Collection entries
_____
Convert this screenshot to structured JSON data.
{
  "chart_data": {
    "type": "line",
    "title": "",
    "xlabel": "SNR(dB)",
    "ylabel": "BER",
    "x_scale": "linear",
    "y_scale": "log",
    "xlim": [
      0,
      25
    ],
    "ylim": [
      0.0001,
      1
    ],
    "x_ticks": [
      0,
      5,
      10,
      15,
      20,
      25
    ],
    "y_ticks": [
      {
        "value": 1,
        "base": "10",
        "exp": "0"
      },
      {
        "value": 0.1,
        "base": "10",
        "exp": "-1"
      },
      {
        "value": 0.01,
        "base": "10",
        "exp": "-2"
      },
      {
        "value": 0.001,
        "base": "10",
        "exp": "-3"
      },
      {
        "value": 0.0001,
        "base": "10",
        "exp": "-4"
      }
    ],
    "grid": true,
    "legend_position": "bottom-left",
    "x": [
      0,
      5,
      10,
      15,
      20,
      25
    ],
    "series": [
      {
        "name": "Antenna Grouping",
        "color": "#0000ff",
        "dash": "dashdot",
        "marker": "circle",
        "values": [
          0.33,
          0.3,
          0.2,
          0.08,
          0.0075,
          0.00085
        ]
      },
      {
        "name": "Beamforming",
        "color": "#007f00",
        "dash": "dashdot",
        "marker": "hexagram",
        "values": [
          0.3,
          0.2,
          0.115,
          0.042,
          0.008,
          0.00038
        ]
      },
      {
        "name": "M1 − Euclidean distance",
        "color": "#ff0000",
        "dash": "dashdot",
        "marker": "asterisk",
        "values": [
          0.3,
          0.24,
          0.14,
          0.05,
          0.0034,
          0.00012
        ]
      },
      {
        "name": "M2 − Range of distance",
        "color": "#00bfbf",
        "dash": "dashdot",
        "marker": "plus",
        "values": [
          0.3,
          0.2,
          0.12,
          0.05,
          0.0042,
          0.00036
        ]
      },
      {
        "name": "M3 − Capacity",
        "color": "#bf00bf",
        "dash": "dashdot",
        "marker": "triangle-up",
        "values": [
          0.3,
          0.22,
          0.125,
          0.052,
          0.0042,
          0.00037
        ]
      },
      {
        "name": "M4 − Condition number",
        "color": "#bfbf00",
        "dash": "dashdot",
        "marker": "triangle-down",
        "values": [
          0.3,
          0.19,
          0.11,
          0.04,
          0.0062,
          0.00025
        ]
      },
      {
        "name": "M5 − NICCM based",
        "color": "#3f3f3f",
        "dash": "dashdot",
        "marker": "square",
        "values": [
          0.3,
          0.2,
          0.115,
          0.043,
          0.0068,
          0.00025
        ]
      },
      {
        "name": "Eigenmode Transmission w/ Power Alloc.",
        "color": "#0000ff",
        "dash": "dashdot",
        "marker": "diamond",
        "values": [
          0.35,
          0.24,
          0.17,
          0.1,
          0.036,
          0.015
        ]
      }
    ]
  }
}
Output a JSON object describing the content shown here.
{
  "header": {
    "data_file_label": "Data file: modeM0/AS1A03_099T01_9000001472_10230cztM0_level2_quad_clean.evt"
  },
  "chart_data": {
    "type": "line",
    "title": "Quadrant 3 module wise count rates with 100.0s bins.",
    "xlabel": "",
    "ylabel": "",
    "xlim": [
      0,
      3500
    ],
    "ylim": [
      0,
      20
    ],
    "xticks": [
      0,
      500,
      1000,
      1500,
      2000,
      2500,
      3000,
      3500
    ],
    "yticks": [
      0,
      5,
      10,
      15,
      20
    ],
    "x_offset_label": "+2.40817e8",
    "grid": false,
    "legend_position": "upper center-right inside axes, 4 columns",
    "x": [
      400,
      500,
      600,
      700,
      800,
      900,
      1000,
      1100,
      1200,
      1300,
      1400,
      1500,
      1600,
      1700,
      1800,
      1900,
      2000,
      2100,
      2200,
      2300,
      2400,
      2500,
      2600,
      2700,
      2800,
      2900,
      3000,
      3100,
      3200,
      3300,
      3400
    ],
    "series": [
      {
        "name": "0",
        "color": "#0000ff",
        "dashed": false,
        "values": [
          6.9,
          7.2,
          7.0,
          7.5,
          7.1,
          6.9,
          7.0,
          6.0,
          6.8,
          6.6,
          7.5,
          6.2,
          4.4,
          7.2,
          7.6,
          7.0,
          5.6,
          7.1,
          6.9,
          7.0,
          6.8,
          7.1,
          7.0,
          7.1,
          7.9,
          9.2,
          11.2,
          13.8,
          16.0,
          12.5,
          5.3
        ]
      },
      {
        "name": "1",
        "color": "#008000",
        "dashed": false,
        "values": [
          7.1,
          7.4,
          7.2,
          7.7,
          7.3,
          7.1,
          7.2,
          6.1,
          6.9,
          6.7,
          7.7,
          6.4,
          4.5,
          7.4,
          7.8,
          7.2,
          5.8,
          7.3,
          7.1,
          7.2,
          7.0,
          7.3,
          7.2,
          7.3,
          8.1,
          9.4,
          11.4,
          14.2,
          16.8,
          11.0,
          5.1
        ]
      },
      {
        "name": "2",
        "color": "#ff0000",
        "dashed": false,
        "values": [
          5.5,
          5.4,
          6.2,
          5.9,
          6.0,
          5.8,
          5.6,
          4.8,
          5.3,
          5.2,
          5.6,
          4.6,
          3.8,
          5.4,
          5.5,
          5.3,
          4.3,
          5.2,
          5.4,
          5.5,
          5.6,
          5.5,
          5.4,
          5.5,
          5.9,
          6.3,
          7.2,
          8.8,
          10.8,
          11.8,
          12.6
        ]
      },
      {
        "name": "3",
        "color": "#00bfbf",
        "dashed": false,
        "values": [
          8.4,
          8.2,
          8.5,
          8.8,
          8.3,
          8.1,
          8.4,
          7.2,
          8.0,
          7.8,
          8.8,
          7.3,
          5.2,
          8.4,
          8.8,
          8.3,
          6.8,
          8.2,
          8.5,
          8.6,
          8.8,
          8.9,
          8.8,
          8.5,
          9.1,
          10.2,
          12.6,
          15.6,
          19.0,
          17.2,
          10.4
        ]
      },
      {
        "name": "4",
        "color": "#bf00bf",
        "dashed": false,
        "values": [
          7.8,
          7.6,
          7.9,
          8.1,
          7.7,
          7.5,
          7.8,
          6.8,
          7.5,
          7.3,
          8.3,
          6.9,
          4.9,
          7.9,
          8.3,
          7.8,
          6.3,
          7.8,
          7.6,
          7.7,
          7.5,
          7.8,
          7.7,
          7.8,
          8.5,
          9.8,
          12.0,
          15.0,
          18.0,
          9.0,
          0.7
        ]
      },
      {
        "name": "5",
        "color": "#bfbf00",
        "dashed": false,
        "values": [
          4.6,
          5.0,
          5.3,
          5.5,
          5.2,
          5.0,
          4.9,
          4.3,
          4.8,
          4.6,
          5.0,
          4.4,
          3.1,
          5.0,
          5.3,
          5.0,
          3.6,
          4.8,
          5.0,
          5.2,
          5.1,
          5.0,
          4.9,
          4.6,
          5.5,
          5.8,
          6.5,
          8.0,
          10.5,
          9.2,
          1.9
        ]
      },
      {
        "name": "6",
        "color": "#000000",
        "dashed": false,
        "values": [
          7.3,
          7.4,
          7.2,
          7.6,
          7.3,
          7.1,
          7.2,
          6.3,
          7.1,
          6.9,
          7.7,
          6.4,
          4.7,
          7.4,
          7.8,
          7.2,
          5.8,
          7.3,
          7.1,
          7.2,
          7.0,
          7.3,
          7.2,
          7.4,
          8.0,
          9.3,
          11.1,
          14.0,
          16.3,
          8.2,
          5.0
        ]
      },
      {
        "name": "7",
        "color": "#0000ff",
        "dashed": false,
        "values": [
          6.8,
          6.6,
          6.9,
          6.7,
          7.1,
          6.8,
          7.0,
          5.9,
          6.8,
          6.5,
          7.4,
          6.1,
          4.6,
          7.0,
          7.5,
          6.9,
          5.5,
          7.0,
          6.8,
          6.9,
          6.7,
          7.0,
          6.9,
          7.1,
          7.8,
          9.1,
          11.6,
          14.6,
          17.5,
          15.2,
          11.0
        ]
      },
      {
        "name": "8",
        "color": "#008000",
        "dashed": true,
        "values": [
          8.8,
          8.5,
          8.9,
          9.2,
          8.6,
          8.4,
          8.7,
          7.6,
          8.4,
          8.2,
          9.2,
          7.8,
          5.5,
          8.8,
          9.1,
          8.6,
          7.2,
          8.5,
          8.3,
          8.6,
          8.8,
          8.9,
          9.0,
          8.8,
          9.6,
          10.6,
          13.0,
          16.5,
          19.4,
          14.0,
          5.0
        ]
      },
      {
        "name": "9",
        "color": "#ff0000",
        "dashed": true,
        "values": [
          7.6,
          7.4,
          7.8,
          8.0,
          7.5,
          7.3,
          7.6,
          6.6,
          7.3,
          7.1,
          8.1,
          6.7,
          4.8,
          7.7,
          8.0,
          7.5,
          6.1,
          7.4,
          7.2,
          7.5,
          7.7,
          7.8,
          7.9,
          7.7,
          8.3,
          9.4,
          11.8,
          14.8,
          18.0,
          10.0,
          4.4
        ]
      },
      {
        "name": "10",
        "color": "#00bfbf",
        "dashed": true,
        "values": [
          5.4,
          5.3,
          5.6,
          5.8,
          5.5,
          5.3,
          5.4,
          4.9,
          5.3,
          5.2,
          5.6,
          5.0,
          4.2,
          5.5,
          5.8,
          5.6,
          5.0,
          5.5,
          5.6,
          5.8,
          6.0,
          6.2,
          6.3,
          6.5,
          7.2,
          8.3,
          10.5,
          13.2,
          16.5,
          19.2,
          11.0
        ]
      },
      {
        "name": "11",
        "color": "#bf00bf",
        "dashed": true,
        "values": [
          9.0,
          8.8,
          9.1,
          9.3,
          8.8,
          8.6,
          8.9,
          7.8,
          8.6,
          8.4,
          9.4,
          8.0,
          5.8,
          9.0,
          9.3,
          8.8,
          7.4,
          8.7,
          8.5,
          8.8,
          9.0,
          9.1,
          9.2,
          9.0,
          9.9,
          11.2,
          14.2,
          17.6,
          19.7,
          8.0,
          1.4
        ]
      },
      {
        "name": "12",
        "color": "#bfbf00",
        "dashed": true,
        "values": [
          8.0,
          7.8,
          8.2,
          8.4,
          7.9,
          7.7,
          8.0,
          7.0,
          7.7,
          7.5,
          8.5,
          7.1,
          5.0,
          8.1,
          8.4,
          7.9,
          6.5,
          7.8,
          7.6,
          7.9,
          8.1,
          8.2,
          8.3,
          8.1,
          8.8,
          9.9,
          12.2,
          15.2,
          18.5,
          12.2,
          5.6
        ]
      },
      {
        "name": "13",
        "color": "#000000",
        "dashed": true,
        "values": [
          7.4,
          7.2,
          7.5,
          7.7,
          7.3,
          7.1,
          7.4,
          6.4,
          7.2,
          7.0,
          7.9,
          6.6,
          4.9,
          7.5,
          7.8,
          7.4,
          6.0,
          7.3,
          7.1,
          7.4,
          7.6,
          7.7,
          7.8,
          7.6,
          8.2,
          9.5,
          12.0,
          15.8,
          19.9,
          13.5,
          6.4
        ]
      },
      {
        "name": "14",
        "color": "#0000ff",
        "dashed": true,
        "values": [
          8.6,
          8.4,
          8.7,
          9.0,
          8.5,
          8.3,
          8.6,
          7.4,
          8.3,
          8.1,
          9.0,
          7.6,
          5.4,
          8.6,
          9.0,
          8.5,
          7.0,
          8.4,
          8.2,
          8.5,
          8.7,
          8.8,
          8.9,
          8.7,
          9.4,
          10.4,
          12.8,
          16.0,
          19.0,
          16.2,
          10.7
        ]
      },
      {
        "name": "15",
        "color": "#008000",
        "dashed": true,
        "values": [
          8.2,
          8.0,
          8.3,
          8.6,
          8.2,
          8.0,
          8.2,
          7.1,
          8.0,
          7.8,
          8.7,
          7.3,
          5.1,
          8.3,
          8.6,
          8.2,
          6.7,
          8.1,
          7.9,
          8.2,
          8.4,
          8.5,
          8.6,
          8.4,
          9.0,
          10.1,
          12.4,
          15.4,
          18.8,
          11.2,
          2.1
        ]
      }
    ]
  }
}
_____
▶ What you will do
Each line in the data that holds the string "marker" should be found and copied.

▶ Correct result
        "marker": "circle",
        "marker": "hexagram",
        "marker": "asterisk",
        "marker": "plus",
        "marker": "triangle-up",
        "marker": "triangle-down",
        "marker": "square",
        "marker": "diamond",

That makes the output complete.